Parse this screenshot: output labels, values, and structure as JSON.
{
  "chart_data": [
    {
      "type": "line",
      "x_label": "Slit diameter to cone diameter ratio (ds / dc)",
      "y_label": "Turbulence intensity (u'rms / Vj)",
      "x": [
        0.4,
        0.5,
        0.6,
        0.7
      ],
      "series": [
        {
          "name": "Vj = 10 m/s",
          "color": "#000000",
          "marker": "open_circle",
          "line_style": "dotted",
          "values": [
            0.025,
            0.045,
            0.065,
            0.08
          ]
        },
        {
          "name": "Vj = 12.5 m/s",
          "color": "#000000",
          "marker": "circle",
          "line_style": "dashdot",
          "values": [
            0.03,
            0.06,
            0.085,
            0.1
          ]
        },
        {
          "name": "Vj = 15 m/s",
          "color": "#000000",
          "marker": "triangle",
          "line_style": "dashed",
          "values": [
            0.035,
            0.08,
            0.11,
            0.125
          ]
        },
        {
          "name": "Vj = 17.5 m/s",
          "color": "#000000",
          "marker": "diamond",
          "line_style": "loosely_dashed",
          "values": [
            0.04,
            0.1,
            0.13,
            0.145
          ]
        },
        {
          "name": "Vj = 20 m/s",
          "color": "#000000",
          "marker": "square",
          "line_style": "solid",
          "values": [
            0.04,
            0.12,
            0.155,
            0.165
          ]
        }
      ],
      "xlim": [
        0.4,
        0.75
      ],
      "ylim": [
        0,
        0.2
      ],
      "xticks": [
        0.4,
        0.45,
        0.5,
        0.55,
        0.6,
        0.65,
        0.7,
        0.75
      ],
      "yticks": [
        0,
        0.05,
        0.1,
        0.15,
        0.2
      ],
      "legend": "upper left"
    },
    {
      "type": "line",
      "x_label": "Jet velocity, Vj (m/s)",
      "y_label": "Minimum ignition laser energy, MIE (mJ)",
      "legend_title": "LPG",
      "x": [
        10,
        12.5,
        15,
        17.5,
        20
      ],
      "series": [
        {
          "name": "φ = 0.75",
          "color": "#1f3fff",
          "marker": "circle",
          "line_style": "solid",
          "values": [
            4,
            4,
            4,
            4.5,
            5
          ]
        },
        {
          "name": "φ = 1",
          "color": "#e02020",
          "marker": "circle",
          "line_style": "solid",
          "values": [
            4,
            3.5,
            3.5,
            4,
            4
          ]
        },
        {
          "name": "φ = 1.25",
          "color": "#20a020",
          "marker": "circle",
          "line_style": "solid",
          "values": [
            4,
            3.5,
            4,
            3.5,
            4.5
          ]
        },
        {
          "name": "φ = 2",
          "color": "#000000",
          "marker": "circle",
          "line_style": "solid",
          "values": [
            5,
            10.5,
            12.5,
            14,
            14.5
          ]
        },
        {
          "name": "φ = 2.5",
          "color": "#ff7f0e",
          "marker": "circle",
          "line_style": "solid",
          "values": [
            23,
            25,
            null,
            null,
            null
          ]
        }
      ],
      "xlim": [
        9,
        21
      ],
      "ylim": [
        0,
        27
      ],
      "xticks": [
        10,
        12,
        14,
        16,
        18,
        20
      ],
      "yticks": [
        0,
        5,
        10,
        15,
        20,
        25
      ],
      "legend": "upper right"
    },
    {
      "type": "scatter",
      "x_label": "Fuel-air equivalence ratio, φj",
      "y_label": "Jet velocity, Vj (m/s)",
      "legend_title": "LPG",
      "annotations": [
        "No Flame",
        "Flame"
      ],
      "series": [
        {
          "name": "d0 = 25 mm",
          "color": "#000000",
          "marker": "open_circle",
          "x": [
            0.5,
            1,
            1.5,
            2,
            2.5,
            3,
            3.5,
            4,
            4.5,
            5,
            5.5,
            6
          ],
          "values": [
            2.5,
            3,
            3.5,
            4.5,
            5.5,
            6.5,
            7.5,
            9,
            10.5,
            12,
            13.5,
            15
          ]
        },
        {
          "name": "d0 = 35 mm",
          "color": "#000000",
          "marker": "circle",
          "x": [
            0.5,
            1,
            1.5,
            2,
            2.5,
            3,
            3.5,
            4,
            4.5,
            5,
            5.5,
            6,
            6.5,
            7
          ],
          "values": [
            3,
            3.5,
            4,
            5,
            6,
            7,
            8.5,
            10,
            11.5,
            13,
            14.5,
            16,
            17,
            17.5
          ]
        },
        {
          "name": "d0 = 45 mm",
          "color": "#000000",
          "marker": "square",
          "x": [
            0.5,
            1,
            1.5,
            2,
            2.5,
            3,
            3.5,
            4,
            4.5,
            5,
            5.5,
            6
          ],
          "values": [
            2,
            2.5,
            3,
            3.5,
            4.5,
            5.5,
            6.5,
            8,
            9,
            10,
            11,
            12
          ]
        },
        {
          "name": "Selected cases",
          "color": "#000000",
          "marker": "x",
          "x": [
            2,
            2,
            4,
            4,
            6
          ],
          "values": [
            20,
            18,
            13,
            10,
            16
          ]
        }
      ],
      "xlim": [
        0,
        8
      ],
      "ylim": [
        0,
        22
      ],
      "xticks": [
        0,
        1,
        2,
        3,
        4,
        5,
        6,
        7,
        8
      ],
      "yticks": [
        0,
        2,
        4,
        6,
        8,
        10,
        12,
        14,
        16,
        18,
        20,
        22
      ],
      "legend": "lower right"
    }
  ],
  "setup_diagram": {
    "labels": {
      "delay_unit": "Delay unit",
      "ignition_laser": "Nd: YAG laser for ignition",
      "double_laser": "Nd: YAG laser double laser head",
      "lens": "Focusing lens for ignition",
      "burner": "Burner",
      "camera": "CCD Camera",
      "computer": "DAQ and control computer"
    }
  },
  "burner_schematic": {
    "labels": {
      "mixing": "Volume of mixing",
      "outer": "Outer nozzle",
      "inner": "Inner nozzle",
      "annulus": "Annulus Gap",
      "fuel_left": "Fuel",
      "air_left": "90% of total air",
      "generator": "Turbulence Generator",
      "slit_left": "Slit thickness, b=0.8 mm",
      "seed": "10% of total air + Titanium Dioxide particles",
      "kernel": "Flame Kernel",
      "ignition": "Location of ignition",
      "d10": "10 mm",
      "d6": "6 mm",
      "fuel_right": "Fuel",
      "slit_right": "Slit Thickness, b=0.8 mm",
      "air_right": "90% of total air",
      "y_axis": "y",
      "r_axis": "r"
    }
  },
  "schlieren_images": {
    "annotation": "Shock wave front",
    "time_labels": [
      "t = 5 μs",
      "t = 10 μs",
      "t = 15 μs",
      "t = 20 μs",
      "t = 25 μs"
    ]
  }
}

Task requirements:
Print the material above once more, exactly.

Output for this task:
Parse this screenshot: output labels, values, and structure as JSON.
{
  "chart_data": [
    {
      "type": "line",
      "x_label": "Slit diameter to cone diameter ratio (ds / dc)",
      "y_label": "Turbulence intensity (u'rms / Vj)",
      "x": [
        0.4,
        0.5,
        0.6,
        0.7
      ],
      "series": [
        {
          "name": "Vj = 10 m/s",
          "color": "#000000",
          "marker": "open_circle",
          "line_style": "dotted",
          "values": [
            0.025,
            0.045,
            0.065,
            0.08
          ]
        },
        {
          "name": "Vj = 12.5 m/s",
          "color": "#000000",
          "marker": "circle",
          "line_style": "dashdot",
          "values": [
            0.03,
            0.06,
            0.085,
            0.1
          ]
        },
        {
          "name": "Vj = 15 m/s",
          "color": "#000000",
          "marker": "triangle",
          "line_style": "dashed",
          "values": [
            0.035,
            0.08,
            0.11,
            0.125
          ]
        },
        {
          "name": "Vj = 17.5 m/s",
          "color": "#000000",
          "marker": "diamond",
          "line_style": "loosely_dashed",
          "values": [
            0.04,
            0.1,
            0.13,
            0.145
          ]
        },
        {
          "name": "Vj = 20 m/s",
          "color": "#000000",
          "marker": "square",
          "line_style": "solid",
          "values": [
            0.04,
            0.12,
            0.155,
            0.165
          ]
        }
      ],
      "xlim": [
        0.4,
        0.75
      ],
      "ylim": [
        0,
        0.2
      ],
      "xticks": [
        0.4,
        0.45,
        0.5,
        0.55,
        0.6,
        0.65,
        0.7,
        0.75
      ],
      "yticks": [
        0,
        0.05,
        0.1,
        0.15,
        0.2
      ],
      "legend": "upper left"
    },
    {
      "type": "line",
      "x_label": "Jet velocity, Vj (m/s)",
      "y_label": "Minimum ignition laser energy, MIE (mJ)",
      "legend_title": "LPG",
      "x": [
        10,
        12.5,
        15,
        17.5,
        20
      ],
      "series": [
        {
          "name": "φ = 0.75",
          "color": "#1f3fff",
          "marker": "circle",
          "line_style": "solid",
          "values": [
            4,
            4,
            4,
            4.5,
            5
          ]
        },
        {
          "name": "φ = 1",
          "color": "#e02020",
          "marker": "circle",
          "line_style": "solid",
          "values": [
            4,
            3.5,
            3.5,
            4,
            4
          ]
        },
        {
          "name": "φ = 1.25",
          "color": "#20a020",
          "marker": "circle",
          "line_style": "solid",
          "values": [
            4,
            3.5,
            4,
            3.5,
            4.5
          ]
        },
        {
          "name": "φ = 2",
          "color": "#000000",
          "marker": "circle",
          "line_style": "solid",
          "values": [
            5,
            10.5,
            12.5,
            14,
            14.5
          ]
        },
        {
          "name": "φ = 2.5",
          "color": "#ff7f0e",
          "marker": "circle",
          "line_style": "solid",
          "values": [
            23,
            25,
            null,
            null,
            null
          ]
        }
      ],
      "xlim": [
        9,
        21
      ],
      "ylim": [
        0,
        27
      ],
      "xticks": [
        10,
        12,
        14,
        16,
        18,
        20
      ],
      "yticks": [
        0,
        5,
        10,
        15,
        20,
        25
      ],
      "legend": "upper right"
    },
    {
      "type": "scatter",
      "x_label": "Fuel-air equivalence ratio, φj",
      "y_label": "Jet velocity, Vj (m/s)",
      "legend_title": "LPG",
      "annotations": [
        "No Flame",
        "Flame"
      ],
      "series": [
        {
          "name": "d0 = 25 mm",
          "color": "#000000",
          "marker": "open_circle",
          "x": [
            0.5,
            1,
            1.5,
            2,
            2.5,
            3,
            3.5,
            4,
            4.5,
            5,
            5.5,
            6
          ],
          "values": [
            2.5,
            3,
            3.5,
            4.5,
            5.5,
            6.5,
            7.5,
            9,
            10.5,
            12,
            13.5,
            15
          ]
        },
        {
          "name": "d0 = 35 mm",
          "color": "#000000",
          "marker": "circle",
          "x": [
            0.5,
            1,
            1.5,
            2,
            2.5,
            3,
            3.5,
            4,
            4.5,
            5,
            5.5,
            6,
            6.5,
            7
          ],
          "values": [
            3,
            3.5,
            4,
            5,
            6,
            7,
            8.5,
            10,
            11.5,
            13,
            14.5,
            16,
            17,
            17.5
          ]
        },
        {
          "name": "d0 = 45 mm",
          "color": "#000000",
          "marker": "square",
          "x": [
            0.5,
            1,
            1.5,
            2,
            2.5,
            3,
            3.5,
            4,
            4.5,
            5,
            5.5,
            6
          ],
          "values": [
            2,
            2.5,
            3,
            3.5,
            4.5,
            5.5,
            6.5,
            8,
            9,
            10,
            11,
            12
          ]
        },
        {
          "name": "Selected cases",
          "color": "#000000",
          "marker": "x",
          "x": [
            2,
            2,
            4,
            4,
            6
          ],
          "values": [
            20,
            18,
            13,
            10,
            16
          ]
        }
      ],
      "xlim": [
        0,
        8
      ],
      "ylim": [
        0,
        22
      ],
      "xticks": [
        0,
        1,
        2,
        3,
        4,
        5,
        6,
        7,
        8
      ],
      "yticks": [
        0,
        2,
        4,
        6,
        8,
        10,
        12,
        14,
        16,
        18,
        20,
        22
      ],
      "legend": "lower right"
    }
  ],
  "setup_diagram": {
    "labels": {
      "delay_unit": "Delay unit",
      "ignition_laser": "Nd: YAG laser for ignition",
      "double_laser": "Nd: YAG laser double laser head",
      "lens": "Focusing lens for ignition",
      "burner": "Burner",
      "camera": "CCD Camera",
      "computer": "DAQ and control computer"
    }
  },
  "burner_schematic": {
    "labels": {
      "mixing": "Volume of mixing",
      "outer": "Outer nozzle",
      "inner": "Inner nozzle",
      "annulus": "Annulus Gap",
      "fuel_left": "Fuel",
      "air_left": "90% of total air",
      "generator": "Turbulence Generator",
      "slit_left": "Slit thickness, b=0.8 mm",
      "seed": "10% of total air + Titanium Dioxide particles",
      "kernel": "Flame Kernel",
      "ignition": "Location of ignition",
      "d10": "10 mm",
      "d6": "6 mm",
      "fuel_right": "Fuel",
      "slit_right": "Slit Thickness, b=0.8 mm",
      "air_right": "90% of total air",
      "y_axis": "y",
      "r_axis": "r"
    }
  },
  "schlieren_images": {
    "annotation": "Shock wave front",
    "time_labels": [
      "t = 5 μs",
      "t = 10 μs",
      "t = 15 μs",
      "t = 20 μs",
      "t = 25 μs"
    ]
  }
}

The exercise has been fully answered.